## GIVEN PROBLEM
Repeat the listing that follows, character for character, minus the pictures.
--- begin ---
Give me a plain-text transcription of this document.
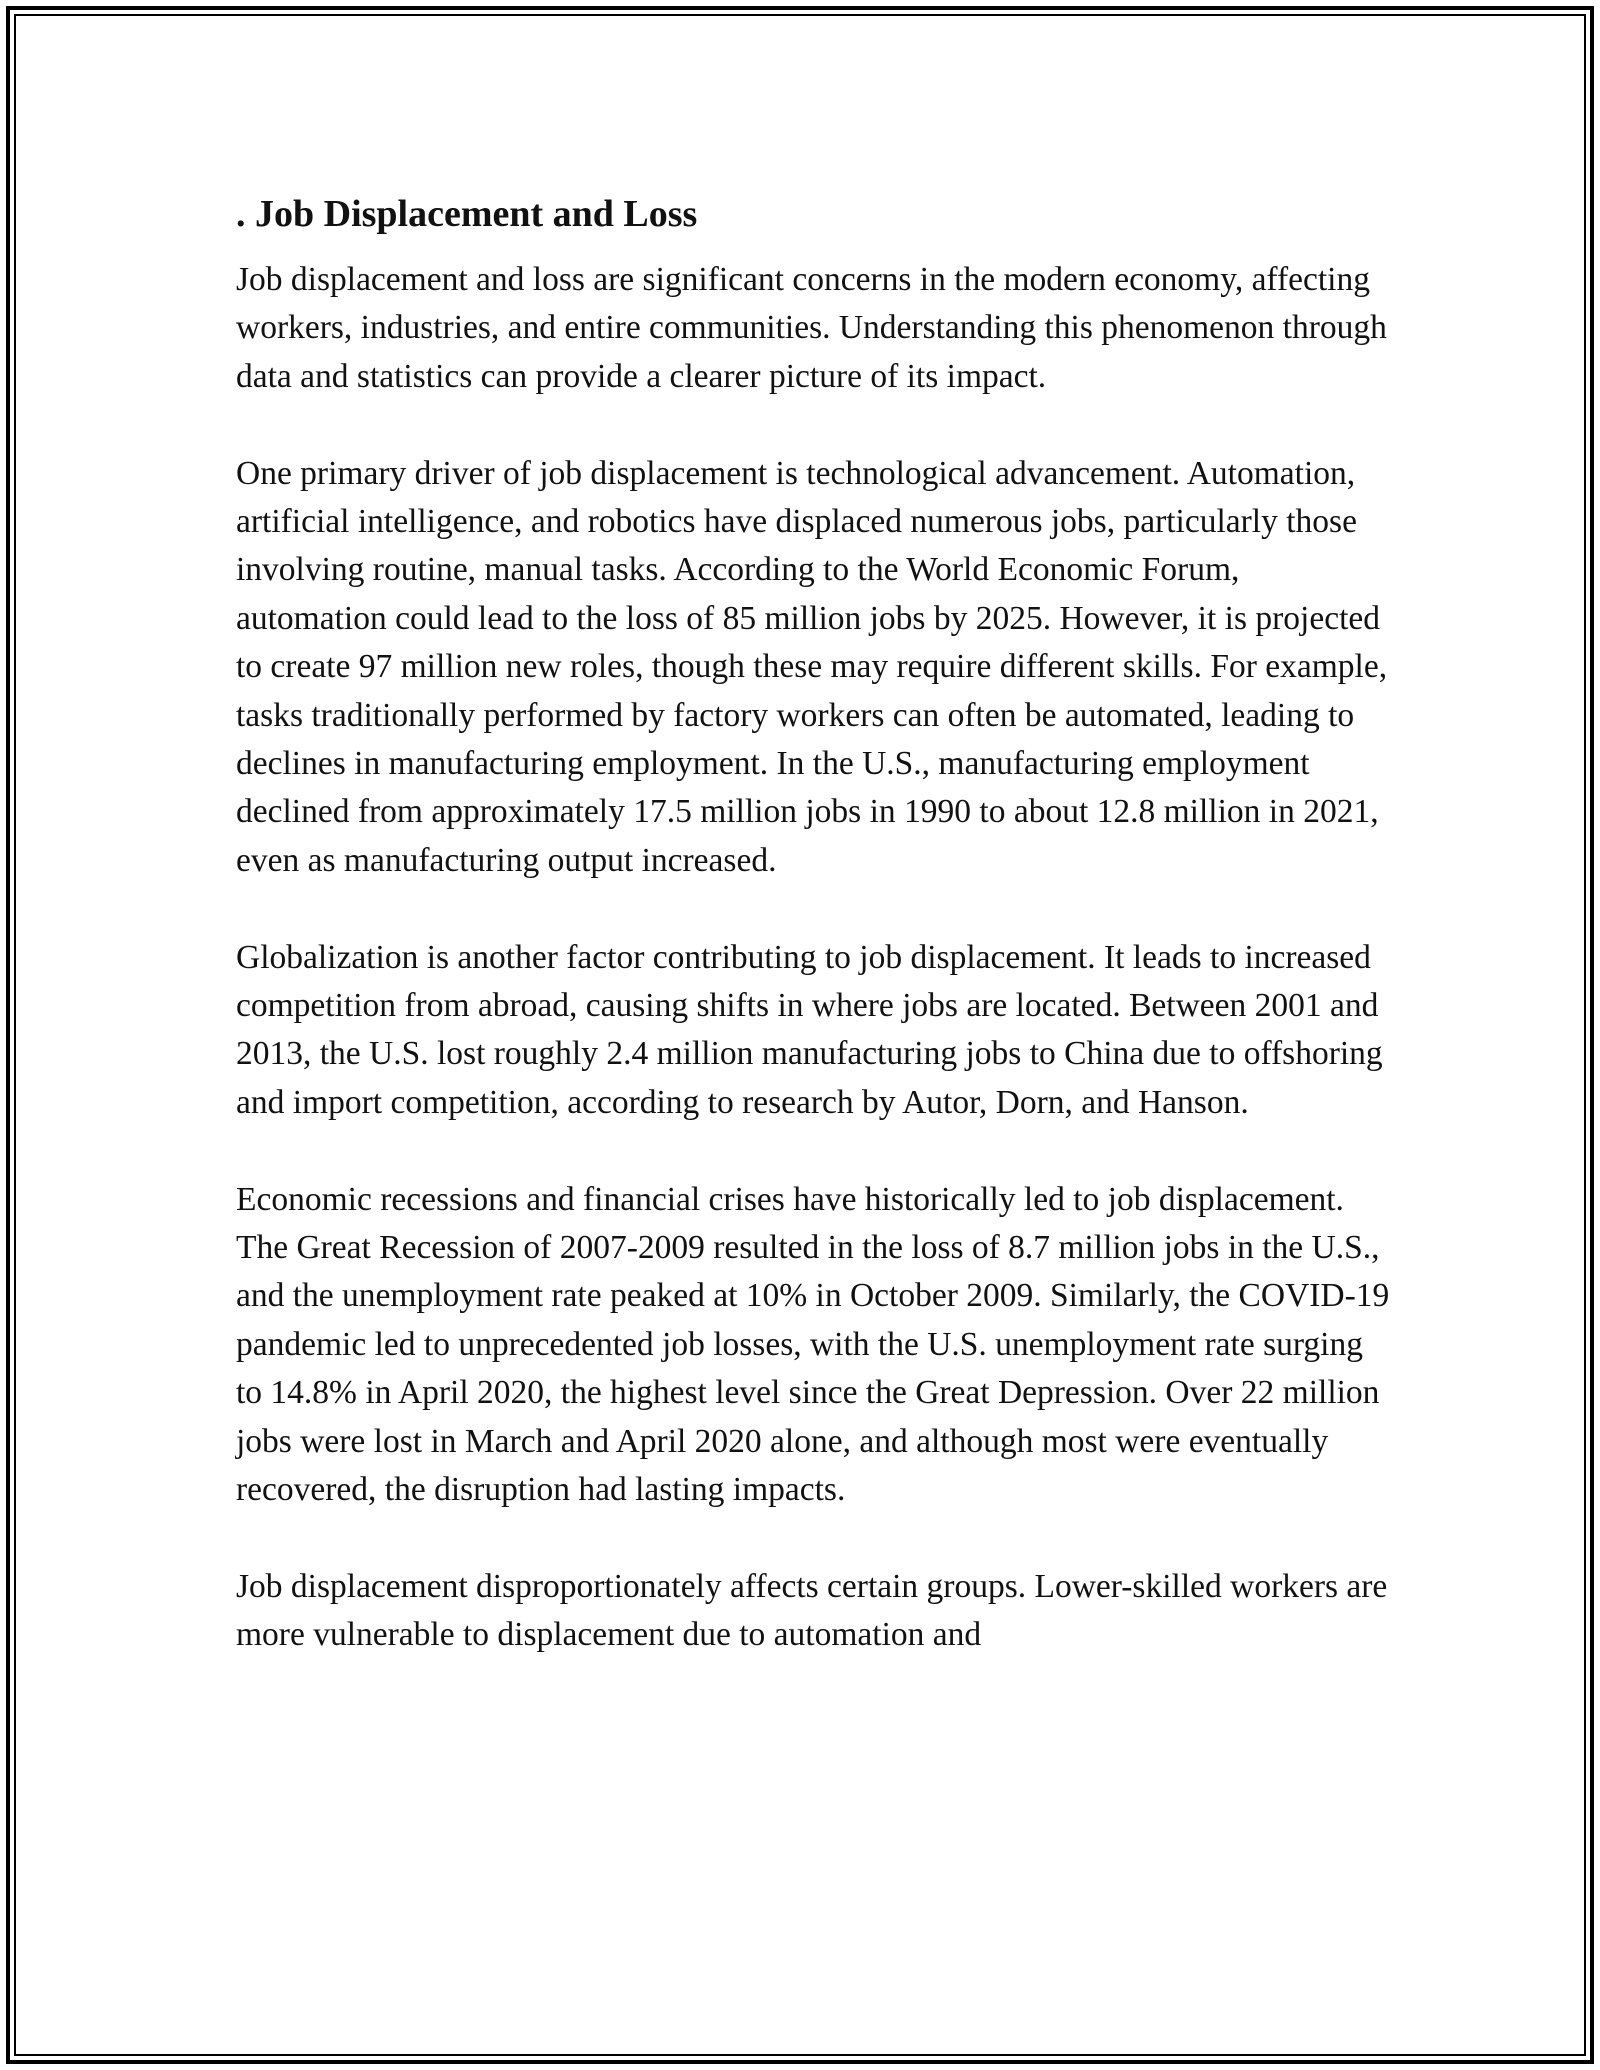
. Job Displacement and Loss

Job displacement and loss are significant concerns in the modern economy, affecting workers, industries, and entire communities. Understanding this phenomenon through data and statistics can provide a clearer picture of its impact.

One primary driver of job displacement is technological advancement. Automation, artificial intelligence, and robotics have displaced numerous jobs, particularly those involving routine, manual tasks. According to the World Economic Forum, automation could lead to the loss of 85 million jobs by 2025. However, it is projected to create 97 million new roles, though these may require different skills. For example, tasks traditionally performed by factory workers can often be automated, leading to declines in manufacturing employment. In the U.S., manufacturing employment declined from approximately 17.5 million jobs in 1990 to about 12.8 million in 2021, even as manufacturing output increased.

Globalization is another factor contributing to job displacement. It leads to increased competition from abroad, causing shifts in where jobs are located. Between 2001 and 2013, the U.S. lost roughly 2.4 million manufacturing jobs to China due to offshoring and import competition, according to research by Autor, Dorn, and Hanson.

Economic recessions and financial crises have historically led to job displacement. The Great Recession of 2007-2009 resulted in the loss of 8.7 million jobs in the U.S., and the unemployment rate peaked at 10% in October 2009. Similarly, the COVID-19 pandemic led to unprecedented job losses, with the U.S. unemployment rate surging to 14.8% in April 2020, the highest level since the Great Depression. Over 22 million jobs were lost in March and April 2020 alone, and although most were eventually recovered, the disruption had lasting impacts.

Job displacement disproportionately affects certain groups. Lower-skilled workers are more vulnerable to displacement due to automation and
--- end ---
## SOLUTION TO THE PROBLEM
Give me a plain-text transcription of this document.
. Job Displacement and Loss

Job displacement and loss are significant concerns in the modern economy, affecting workers, industries, and entire communities. Understanding this phenomenon through data and statistics can provide a clearer picture of its impact.

One primary driver of job displacement is technological advancement. Automation, artificial intelligence, and robotics have displaced numerous jobs, particularly those involving routine, manual tasks. According to the World Economic Forum, automation could lead to the loss of 85 million jobs by 2025. However, it is projected to create 97 million new roles, though these may require different skills. For example, tasks traditionally performed by factory workers can often be automated, leading to declines in manufacturing employment. In the U.S., manufacturing employment declined from approximately 17.5 million jobs in 1990 to about 12.8 million in 2021, even as manufacturing output increased.

Globalization is another factor contributing to job displacement. It leads to increased competition from abroad, causing shifts in where jobs are located. Between 2001 and 2013, the U.S. lost roughly 2.4 million manufacturing jobs to China due to offshoring and import competition, according to research by Autor, Dorn, and Hanson.

Economic recessions and financial crises have historically led to job displacement. The Great Recession of 2007-2009 resulted in the loss of 8.7 million jobs in the U.S., and the unemployment rate peaked at 10% in October 2009. Similarly, the COVID-19 pandemic led to unprecedented job losses, with the U.S. unemployment rate surging to 14.8% in April 2020, the highest level since the Great Depression. Over 22 million jobs were lost in March and April 2020 alone, and although most were eventually recovered, the disruption had lasting impacts.

Job displacement disproportionately affects certain groups. Lower-skilled workers are more vulnerable to displacement due to automation and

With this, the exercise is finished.